_Set task_
Reproduce the material in full, unchanged.

_The records_

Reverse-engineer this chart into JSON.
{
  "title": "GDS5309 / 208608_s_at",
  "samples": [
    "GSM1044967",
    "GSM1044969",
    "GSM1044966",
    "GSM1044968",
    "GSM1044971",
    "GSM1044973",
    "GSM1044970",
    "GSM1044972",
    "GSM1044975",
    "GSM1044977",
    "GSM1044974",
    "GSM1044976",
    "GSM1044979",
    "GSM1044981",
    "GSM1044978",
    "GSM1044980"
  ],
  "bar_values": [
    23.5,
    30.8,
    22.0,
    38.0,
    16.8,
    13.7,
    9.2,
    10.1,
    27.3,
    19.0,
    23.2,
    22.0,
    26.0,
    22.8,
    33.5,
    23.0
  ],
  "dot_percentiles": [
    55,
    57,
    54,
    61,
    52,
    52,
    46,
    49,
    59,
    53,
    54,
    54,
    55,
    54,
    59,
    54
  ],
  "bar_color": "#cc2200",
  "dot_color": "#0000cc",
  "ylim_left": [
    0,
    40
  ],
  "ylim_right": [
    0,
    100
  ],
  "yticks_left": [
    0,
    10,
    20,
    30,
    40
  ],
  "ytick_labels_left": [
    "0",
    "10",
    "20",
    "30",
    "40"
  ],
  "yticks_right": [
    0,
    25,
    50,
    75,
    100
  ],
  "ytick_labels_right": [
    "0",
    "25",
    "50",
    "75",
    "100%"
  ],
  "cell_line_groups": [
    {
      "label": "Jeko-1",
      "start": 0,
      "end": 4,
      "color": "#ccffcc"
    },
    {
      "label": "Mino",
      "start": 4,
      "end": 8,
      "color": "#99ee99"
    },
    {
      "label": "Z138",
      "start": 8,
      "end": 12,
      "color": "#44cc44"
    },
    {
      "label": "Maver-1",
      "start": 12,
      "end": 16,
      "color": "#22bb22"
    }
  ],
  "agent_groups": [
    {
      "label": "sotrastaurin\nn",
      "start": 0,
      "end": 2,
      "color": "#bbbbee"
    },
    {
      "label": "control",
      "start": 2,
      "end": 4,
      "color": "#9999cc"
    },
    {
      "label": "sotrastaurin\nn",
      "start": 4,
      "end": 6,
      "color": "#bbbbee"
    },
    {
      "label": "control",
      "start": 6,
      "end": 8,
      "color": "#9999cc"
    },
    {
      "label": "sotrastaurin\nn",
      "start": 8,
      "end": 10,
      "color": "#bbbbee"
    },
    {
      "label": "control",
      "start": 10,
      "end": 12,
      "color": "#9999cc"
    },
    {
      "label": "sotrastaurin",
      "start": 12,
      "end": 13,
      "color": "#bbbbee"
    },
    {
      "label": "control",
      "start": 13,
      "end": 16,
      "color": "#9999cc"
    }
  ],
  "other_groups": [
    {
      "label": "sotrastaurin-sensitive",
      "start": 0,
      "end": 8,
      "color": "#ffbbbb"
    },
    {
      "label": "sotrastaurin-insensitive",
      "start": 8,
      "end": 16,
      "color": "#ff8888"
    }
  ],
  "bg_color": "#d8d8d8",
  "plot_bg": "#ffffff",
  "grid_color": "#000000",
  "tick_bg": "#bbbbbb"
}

_Written response_
Reverse-engineer this chart into JSON.
{
  "title": "GDS5309 / 208608_s_at",
  "samples": [
    "GSM1044967",
    "GSM1044969",
    "GSM1044966",
    "GSM1044968",
    "GSM1044971",
    "GSM1044973",
    "GSM1044970",
    "GSM1044972",
    "GSM1044975",
    "GSM1044977",
    "GSM1044974",
    "GSM1044976",
    "GSM1044979",
    "GSM1044981",
    "GSM1044978",
    "GSM1044980"
  ],
  "bar_values": [
    23.5,
    30.8,
    22.0,
    38.0,
    16.8,
    13.7,
    9.2,
    10.1,
    27.3,
    19.0,
    23.2,
    22.0,
    26.0,
    22.8,
    33.5,
    23.0
  ],
  "dot_percentiles": [
    55,
    57,
    54,
    61,
    52,
    52,
    46,
    49,
    59,
    53,
    54,
    54,
    55,
    54,
    59,
    54
  ],
  "bar_color": "#cc2200",
  "dot_color": "#0000cc",
  "ylim_left": [
    0,
    40
  ],
  "ylim_right": [
    0,
    100
  ],
  "yticks_left": [
    0,
    10,
    20,
    30,
    40
  ],
  "ytick_labels_left": [
    "0",
    "10",
    "20",
    "30",
    "40"
  ],
  "yticks_right": [
    0,
    25,
    50,
    75,
    100
  ],
  "ytick_labels_right": [
    "0",
    "25",
    "50",
    "75",
    "100%"
  ],
  "cell_line_groups": [
    {
      "label": "Jeko-1",
      "start": 0,
      "end": 4,
      "color": "#ccffcc"
    },
    {
      "label": "Mino",
      "start": 4,
      "end": 8,
      "color": "#99ee99"
    },
    {
      "label": "Z138",
      "start": 8,
      "end": 12,
      "color": "#44cc44"
    },
    {
      "label": "Maver-1",
      "start": 12,
      "end": 16,
      "color": "#22bb22"
    }
  ],
  "agent_groups": [
    {
      "label": "sotrastaurin\nn",
      "start": 0,
      "end": 2,
      "color": "#bbbbee"
    },
    {
      "label": "control",
      "start": 2,
      "end": 4,
      "color": "#9999cc"
    },
    {
      "label": "sotrastaurin\nn",
      "start": 4,
      "end": 6,
      "color": "#bbbbee"
    },
    {
      "label": "control",
      "start": 6,
      "end": 8,
      "color": "#9999cc"
    },
    {
      "label": "sotrastaurin\nn",
      "start": 8,
      "end": 10,
      "color": "#bbbbee"
    },
    {
      "label": "control",
      "start": 10,
      "end": 12,
      "color": "#9999cc"
    },
    {
      "label": "sotrastaurin",
      "start": 12,
      "end": 13,
      "color": "#bbbbee"
    },
    {
      "label": "control",
      "start": 13,
      "end": 16,
      "color": "#9999cc"
    }
  ],
  "other_groups": [
    {
      "label": "sotrastaurin-sensitive",
      "start": 0,
      "end": 8,
      "color": "#ffbbbb"
    },
    {
      "label": "sotrastaurin-insensitive",
      "start": 8,
      "end": 16,
      "color": "#ff8888"
    }
  ],
  "bg_color": "#d8d8d8",
  "plot_bg": "#ffffff",
  "grid_color": "#000000",
  "tick_bg": "#bbbbbb"
}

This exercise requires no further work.